** START OF Data lines **
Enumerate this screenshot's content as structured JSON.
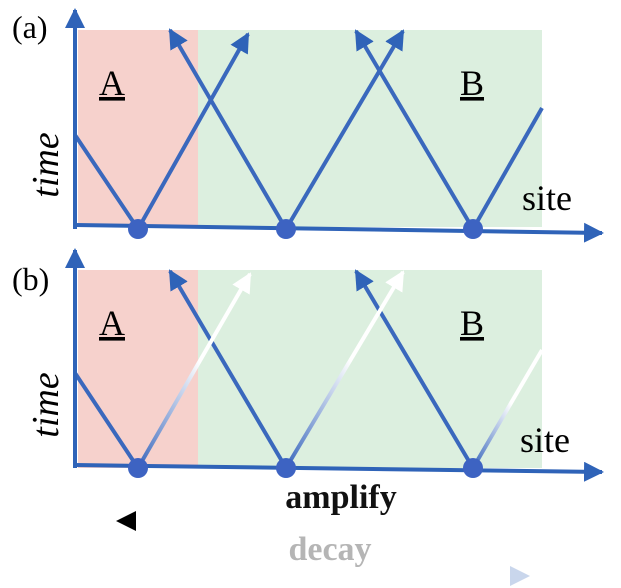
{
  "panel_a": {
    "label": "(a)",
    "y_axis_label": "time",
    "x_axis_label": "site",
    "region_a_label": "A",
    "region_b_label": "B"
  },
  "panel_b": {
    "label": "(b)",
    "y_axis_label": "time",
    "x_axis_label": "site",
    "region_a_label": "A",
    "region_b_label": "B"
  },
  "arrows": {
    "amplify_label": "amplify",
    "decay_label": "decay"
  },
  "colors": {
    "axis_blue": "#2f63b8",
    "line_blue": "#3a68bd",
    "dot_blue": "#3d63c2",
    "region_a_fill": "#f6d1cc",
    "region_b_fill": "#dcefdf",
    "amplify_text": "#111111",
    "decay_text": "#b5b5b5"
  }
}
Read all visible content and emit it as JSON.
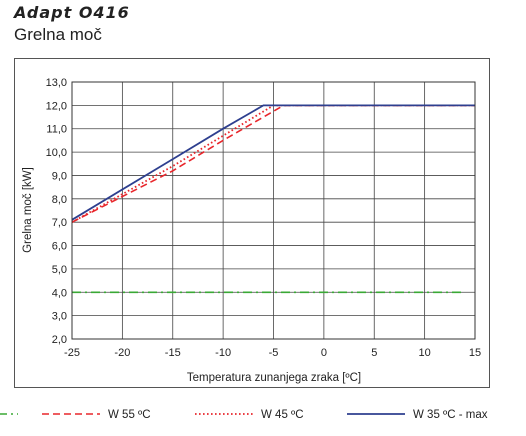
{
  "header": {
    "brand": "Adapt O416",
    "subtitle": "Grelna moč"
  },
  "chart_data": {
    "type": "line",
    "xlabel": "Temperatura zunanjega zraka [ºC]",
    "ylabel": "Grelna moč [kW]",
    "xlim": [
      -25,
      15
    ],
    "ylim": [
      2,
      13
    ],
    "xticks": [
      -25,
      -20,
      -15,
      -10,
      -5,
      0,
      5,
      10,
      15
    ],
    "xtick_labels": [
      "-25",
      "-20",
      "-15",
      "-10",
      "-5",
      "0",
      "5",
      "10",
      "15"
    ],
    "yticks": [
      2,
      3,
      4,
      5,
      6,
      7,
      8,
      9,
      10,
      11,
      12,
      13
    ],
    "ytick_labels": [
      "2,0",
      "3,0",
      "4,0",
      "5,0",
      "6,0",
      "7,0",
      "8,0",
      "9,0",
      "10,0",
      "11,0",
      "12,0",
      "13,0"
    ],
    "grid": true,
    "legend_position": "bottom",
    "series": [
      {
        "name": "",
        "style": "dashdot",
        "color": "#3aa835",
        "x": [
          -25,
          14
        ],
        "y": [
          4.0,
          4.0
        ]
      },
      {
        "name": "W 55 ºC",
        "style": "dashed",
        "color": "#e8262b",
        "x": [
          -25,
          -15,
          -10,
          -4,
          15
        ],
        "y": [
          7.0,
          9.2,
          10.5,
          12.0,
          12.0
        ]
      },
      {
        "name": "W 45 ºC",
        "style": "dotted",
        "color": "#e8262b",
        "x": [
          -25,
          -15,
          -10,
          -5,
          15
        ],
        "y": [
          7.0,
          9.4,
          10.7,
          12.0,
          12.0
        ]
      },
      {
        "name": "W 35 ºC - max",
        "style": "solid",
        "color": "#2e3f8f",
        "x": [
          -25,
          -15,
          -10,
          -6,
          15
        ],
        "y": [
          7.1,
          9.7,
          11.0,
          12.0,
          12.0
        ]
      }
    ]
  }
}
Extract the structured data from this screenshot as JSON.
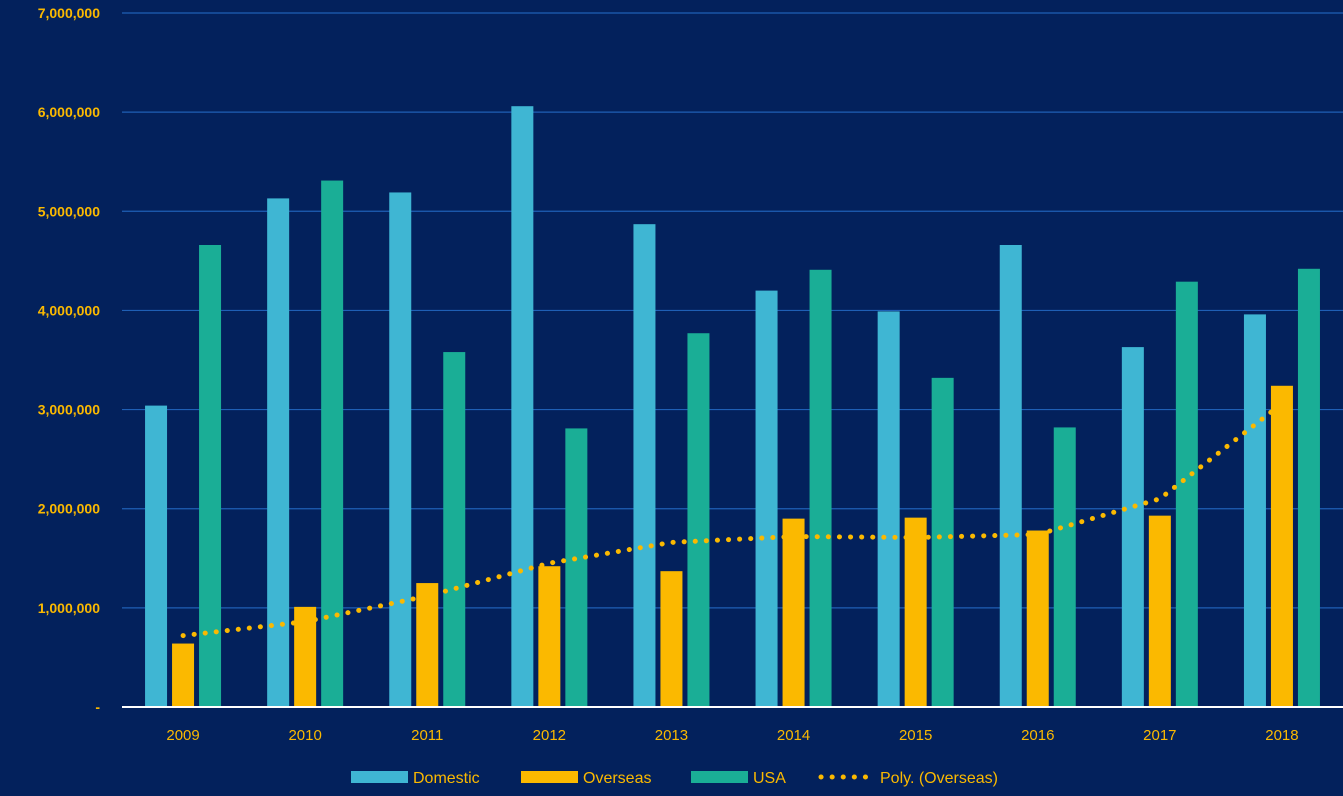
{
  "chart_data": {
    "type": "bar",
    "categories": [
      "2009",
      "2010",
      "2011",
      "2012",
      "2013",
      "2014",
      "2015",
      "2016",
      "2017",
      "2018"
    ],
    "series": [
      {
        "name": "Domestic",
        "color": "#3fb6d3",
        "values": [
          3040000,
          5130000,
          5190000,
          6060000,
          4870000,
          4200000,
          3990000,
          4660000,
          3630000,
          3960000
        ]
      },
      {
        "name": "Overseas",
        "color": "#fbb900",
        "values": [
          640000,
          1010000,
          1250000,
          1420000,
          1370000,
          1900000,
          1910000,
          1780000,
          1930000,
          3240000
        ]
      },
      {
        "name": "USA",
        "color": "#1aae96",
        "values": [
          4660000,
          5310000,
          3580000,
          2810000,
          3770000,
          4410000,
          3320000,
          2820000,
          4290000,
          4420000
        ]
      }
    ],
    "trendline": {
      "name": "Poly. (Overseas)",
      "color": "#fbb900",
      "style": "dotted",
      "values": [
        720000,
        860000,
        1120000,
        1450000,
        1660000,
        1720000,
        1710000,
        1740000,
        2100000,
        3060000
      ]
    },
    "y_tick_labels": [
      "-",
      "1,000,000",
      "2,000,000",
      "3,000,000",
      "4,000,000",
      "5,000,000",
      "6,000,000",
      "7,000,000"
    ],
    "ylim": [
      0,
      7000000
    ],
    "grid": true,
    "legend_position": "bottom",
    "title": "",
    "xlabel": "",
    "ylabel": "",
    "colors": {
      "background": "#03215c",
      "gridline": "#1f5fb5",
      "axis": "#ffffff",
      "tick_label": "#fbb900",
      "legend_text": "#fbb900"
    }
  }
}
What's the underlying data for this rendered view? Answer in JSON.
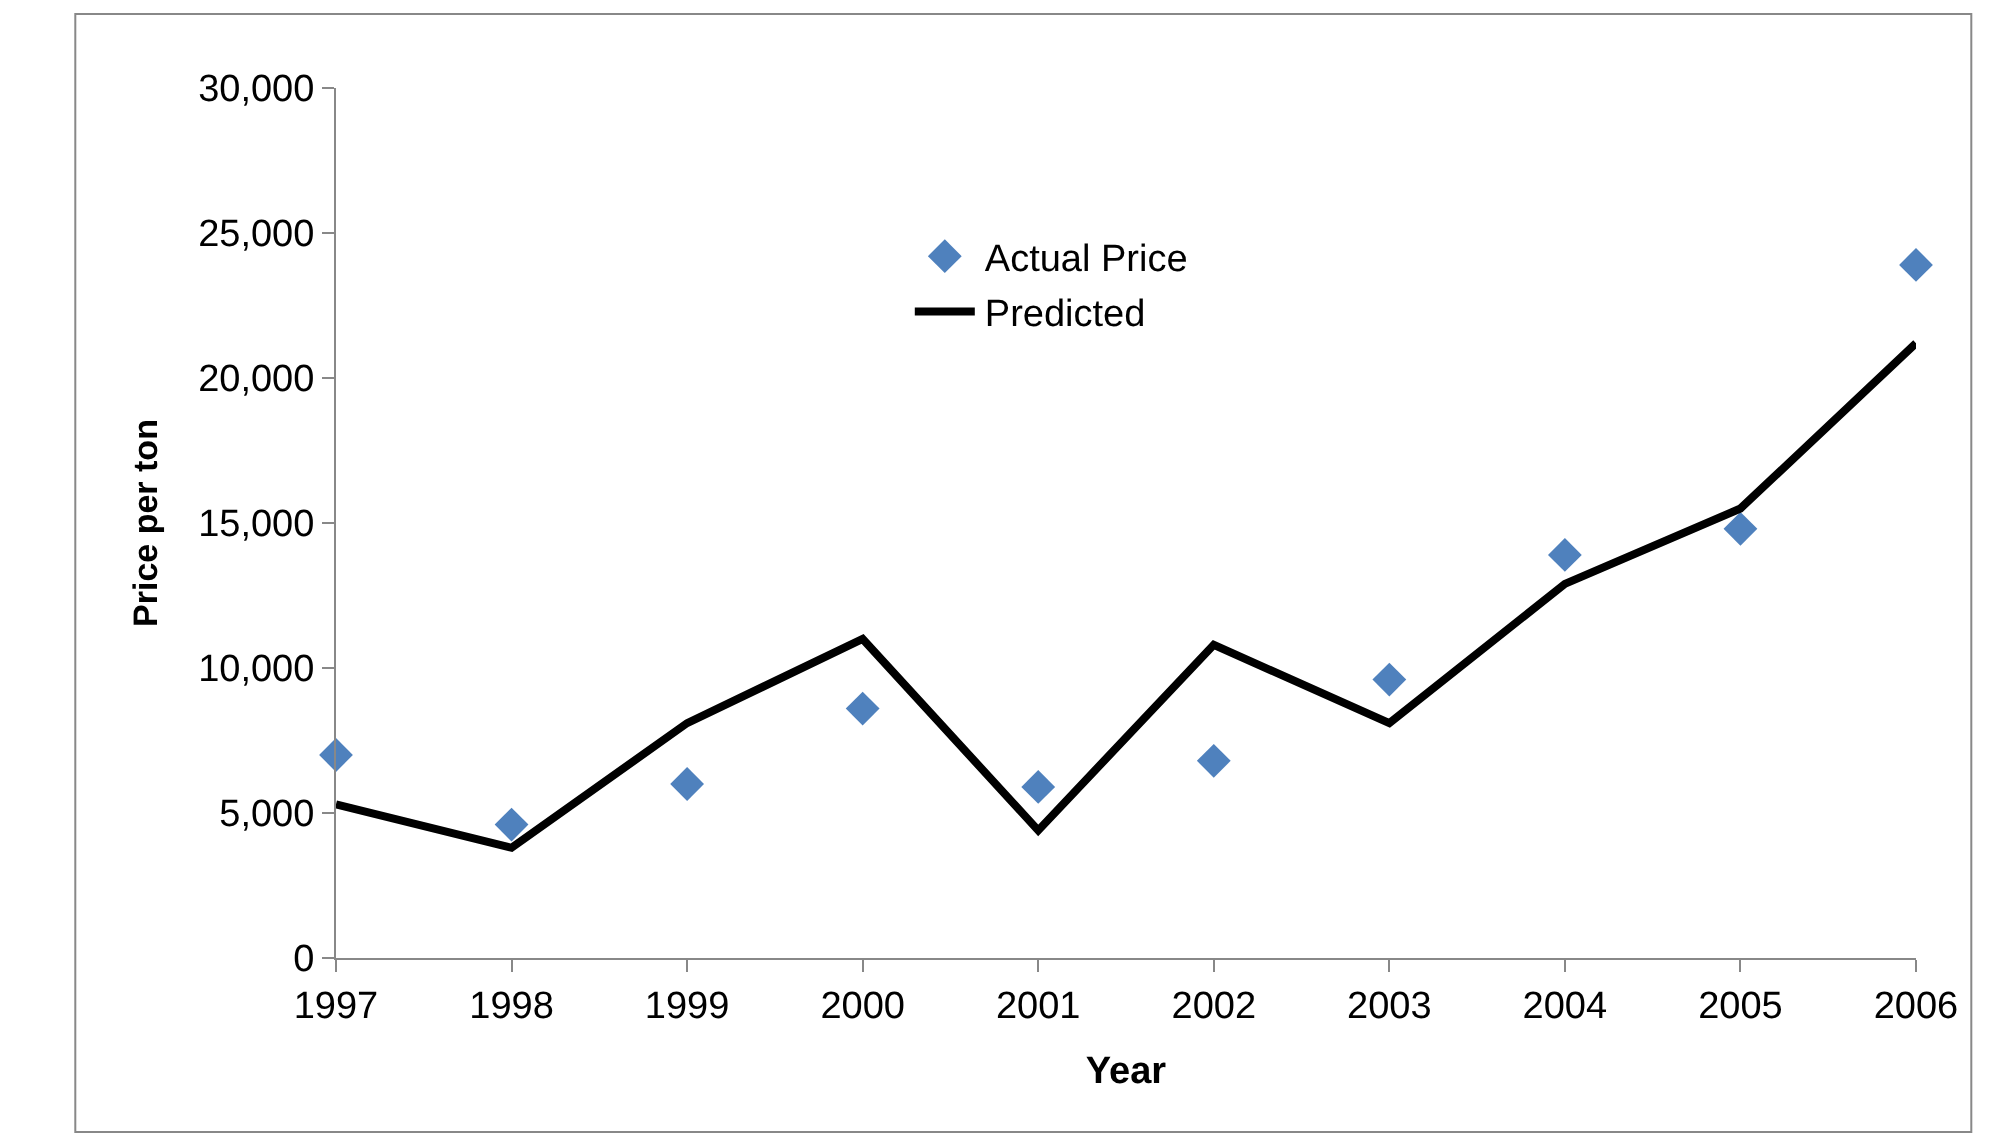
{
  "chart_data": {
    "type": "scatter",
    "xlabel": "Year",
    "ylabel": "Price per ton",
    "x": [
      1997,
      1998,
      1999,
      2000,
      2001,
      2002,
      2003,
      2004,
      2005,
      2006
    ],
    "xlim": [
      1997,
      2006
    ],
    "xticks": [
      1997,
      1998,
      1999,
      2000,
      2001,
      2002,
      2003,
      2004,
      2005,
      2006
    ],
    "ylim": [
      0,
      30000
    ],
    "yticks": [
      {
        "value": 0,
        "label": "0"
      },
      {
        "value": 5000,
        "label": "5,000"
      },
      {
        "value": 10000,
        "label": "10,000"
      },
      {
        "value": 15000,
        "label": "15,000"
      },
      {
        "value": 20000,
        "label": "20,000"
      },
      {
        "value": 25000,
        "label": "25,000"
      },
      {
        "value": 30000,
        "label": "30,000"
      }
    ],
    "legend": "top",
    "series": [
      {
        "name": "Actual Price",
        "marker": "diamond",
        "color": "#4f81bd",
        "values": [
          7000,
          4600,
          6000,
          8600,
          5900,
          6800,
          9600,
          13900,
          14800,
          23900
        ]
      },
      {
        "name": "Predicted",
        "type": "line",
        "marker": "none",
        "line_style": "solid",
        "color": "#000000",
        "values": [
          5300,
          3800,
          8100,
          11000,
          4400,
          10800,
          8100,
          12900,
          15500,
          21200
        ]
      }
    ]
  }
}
** END OF Data lines **
### Challenge
Quote the records in their entirety, keeping the wording exact and excluding pictures.

### Task answer
Enumerate this screenshot's content as structured JSON.
{
  "panel_a": {
    "label": "(a)",
    "y_axis_label": "time",
    "x_axis_label": "site",
    "region_a_label": "A",
    "region_b_label": "B"
  },
  "panel_b": {
    "label": "(b)",
    "y_axis_label": "time",
    "x_axis_label": "site",
    "region_a_label": "A",
    "region_b_label": "B"
  },
  "arrows": {
    "amplify_label": "amplify",
    "decay_label": "decay"
  },
  "colors": {
    "axis_blue": "#2f63b8",
    "line_blue": "#3a68bd",
    "dot_blue": "#3d63c2",
    "region_a_fill": "#f6d1cc",
    "region_b_fill": "#dcefdf",
    "amplify_text": "#111111",
    "decay_text": "#b5b5b5"
  }
}
Read all visible content and emit it as JSON.
{
  "header": {
    "brand": "Adapt O416",
    "subtitle": "Grelna moč"
  },
  "chart_data": {
    "type": "line",
    "xlabel": "Temperatura zunanjega zraka [ºC]",
    "ylabel": "Grelna moč [kW]",
    "xlim": [
      -25,
      15
    ],
    "ylim": [
      2,
      13
    ],
    "xticks": [
      -25,
      -20,
      -15,
      -10,
      -5,
      0,
      5,
      10,
      15
    ],
    "xtick_labels": [
      "-25",
      "-20",
      "-15",
      "-10",
      "-5",
      "0",
      "5",
      "10",
      "15"
    ],
    "yticks": [
      2,
      3,
      4,
      5,
      6,
      7,
      8,
      9,
      10,
      11,
      12,
      13
    ],
    "ytick_labels": [
      "2,0",
      "3,0",
      "4,0",
      "5,0",
      "6,0",
      "7,0",
      "8,0",
      "9,0",
      "10,0",
      "11,0",
      "12,0",
      "13,0"
    ],
    "grid": true,
    "legend_position": "bottom",
    "series": [
      {
        "name": "",
        "style": "dashdot",
        "color": "#3aa835",
        "x": [
          -25,
          14
        ],
        "y": [
          4.0,
          4.0
        ]
      },
      {
        "name": "W 55 ºC",
        "style": "dashed",
        "color": "#e8262b",
        "x": [
          -25,
          -15,
          -10,
          -4,
          15
        ],
        "y": [
          7.0,
          9.2,
          10.5,
          12.0,
          12.0
        ]
      },
      {
        "name": "W 45 ºC",
        "style": "dotted",
        "color": "#e8262b",
        "x": [
          -25,
          -15,
          -10,
          -5,
          15
        ],
        "y": [
          7.0,
          9.4,
          10.7,
          12.0,
          12.0
        ]
      },
      {
        "name": "W 35 ºC - max",
        "style": "solid",
        "color": "#2e3f8f",
        "x": [
          -25,
          -15,
          -10,
          -6,
          15
        ],
        "y": [
          7.1,
          9.7,
          11.0,
          12.0,
          12.0
        ]
      }
    ]
  }
}
Extract the structured data from this screenshot as JSON.
{
  "chart_data": {
    "type": "bar",
    "categories": [
      "2009",
      "2010",
      "2011",
      "2012",
      "2013",
      "2014",
      "2015",
      "2016",
      "2017",
      "2018"
    ],
    "series": [
      {
        "name": "Domestic",
        "color": "#3fb6d3",
        "values": [
          3040000,
          5130000,
          5190000,
          6060000,
          4870000,
          4200000,
          3990000,
          4660000,
          3630000,
          3960000
        ]
      },
      {
        "name": "Overseas",
        "color": "#fbb900",
        "values": [
          640000,
          1010000,
          1250000,
          1420000,
          1370000,
          1900000,
          1910000,
          1780000,
          1930000,
          3240000
        ]
      },
      {
        "name": "USA",
        "color": "#1aae96",
        "values": [
          4660000,
          5310000,
          3580000,
          2810000,
          3770000,
          4410000,
          3320000,
          2820000,
          4290000,
          4420000
        ]
      }
    ],
    "trendline": {
      "name": "Poly. (Overseas)",
      "color": "#fbb900",
      "style": "dotted",
      "values": [
        720000,
        860000,
        1120000,
        1450000,
        1660000,
        1720000,
        1710000,
        1740000,
        2100000,
        3060000
      ]
    },
    "y_tick_labels": [
      "-",
      "1,000,000",
      "2,000,000",
      "3,000,000",
      "4,000,000",
      "5,000,000",
      "6,000,000",
      "7,000,000"
    ],
    "ylim": [
      0,
      7000000
    ],
    "grid": true,
    "legend_position": "bottom",
    "title": "",
    "xlabel": "",
    "ylabel": "",
    "colors": {
      "background": "#03215c",
      "gridline": "#1f5fb5",
      "axis": "#ffffff",
      "tick_label": "#fbb900",
      "legend_text": "#fbb900"
    }
  }
}
What's the underlying data for this rendered view? Answer in JSON.
{
  "chart_data": {
    "type": "scatter",
    "xlabel": "Year",
    "ylabel": "Price per ton",
    "x": [
      1997,
      1998,
      1999,
      2000,
      2001,
      2002,
      2003,
      2004,
      2005,
      2006
    ],
    "xlim": [
      1997,
      2006
    ],
    "xticks": [
      1997,
      1998,
      1999,
      2000,
      2001,
      2002,
      2003,
      2004,
      2005,
      2006
    ],
    "ylim": [
      0,
      30000
    ],
    "yticks": [
      {
        "value": 0,
        "label": "0"
      },
      {
        "value": 5000,
        "label": "5,000"
      },
      {
        "value": 10000,
        "label": "10,000"
      },
      {
        "value": 15000,
        "label": "15,000"
      },
      {
        "value": 20000,
        "label": "20,000"
      },
      {
        "value": 25000,
        "label": "25,000"
      },
      {
        "value": 30000,
        "label": "30,000"
      }
    ],
    "legend": "top",
    "series": [
      {
        "name": "Actual Price",
        "marker": "diamond",
        "color": "#4f81bd",
        "values": [
          7000,
          4600,
          6000,
          8600,
          5900,
          6800,
          9600,
          13900,
          14800,
          23900
        ]
      },
      {
        "name": "Predicted",
        "type": "line",
        "marker": "none",
        "line_style": "solid",
        "color": "#000000",
        "values": [
          5300,
          3800,
          8100,
          11000,
          4400,
          10800,
          8100,
          12900,
          15500,
          21200
        ]
      }
    ]
  }
}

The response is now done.